▸ Given request: Copy each line below that includes "Developer".

▸ Given data:

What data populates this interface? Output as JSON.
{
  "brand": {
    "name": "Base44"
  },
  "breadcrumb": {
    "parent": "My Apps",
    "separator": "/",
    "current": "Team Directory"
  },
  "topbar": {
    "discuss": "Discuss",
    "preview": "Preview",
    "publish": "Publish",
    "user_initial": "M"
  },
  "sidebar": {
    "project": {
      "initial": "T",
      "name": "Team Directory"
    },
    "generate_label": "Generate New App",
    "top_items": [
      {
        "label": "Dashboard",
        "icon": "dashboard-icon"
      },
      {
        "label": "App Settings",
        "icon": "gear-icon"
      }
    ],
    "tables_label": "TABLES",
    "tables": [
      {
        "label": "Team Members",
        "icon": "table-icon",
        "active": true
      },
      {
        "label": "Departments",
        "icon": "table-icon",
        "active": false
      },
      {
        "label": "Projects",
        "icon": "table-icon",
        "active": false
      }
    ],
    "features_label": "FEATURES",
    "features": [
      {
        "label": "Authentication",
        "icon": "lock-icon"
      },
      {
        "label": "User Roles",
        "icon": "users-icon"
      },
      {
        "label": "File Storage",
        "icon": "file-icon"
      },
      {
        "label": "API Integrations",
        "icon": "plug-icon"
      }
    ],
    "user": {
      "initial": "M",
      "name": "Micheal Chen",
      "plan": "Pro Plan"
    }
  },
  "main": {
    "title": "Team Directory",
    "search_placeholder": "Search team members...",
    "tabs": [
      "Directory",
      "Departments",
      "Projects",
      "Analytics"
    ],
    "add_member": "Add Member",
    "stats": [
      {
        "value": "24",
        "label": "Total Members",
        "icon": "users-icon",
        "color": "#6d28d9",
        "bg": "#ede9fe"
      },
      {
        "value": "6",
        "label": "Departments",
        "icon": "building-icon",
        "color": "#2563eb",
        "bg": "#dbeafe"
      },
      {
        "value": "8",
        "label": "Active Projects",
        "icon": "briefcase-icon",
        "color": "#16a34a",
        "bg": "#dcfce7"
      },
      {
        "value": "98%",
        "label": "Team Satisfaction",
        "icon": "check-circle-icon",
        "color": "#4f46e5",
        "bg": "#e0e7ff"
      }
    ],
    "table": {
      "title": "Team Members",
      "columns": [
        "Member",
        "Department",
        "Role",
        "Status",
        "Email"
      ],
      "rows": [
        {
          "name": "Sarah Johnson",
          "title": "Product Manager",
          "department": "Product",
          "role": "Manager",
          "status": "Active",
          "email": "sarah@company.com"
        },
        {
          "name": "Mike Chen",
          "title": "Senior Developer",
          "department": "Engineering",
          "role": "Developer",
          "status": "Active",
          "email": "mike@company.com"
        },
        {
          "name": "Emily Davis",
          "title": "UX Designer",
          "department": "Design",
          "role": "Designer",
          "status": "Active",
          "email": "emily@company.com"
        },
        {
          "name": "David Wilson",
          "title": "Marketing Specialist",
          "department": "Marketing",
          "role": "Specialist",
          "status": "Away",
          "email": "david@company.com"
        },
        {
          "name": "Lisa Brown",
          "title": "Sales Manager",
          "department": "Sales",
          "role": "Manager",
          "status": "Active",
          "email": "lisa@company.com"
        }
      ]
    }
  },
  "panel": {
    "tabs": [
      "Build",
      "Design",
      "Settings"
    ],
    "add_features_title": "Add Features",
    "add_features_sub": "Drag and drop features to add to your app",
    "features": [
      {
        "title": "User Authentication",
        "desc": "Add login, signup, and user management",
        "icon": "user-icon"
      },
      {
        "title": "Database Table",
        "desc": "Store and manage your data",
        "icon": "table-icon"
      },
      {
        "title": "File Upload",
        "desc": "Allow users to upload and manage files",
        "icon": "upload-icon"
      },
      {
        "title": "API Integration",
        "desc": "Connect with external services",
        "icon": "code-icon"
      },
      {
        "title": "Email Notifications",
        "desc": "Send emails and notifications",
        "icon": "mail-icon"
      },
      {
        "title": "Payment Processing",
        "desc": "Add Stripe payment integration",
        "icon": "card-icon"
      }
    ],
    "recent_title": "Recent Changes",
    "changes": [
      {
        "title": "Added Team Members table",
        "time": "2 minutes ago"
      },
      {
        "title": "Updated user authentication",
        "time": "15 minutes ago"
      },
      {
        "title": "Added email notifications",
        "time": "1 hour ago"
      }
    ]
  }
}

▸ Response:
          "title": "Senior Developer",
          "role": "Developer",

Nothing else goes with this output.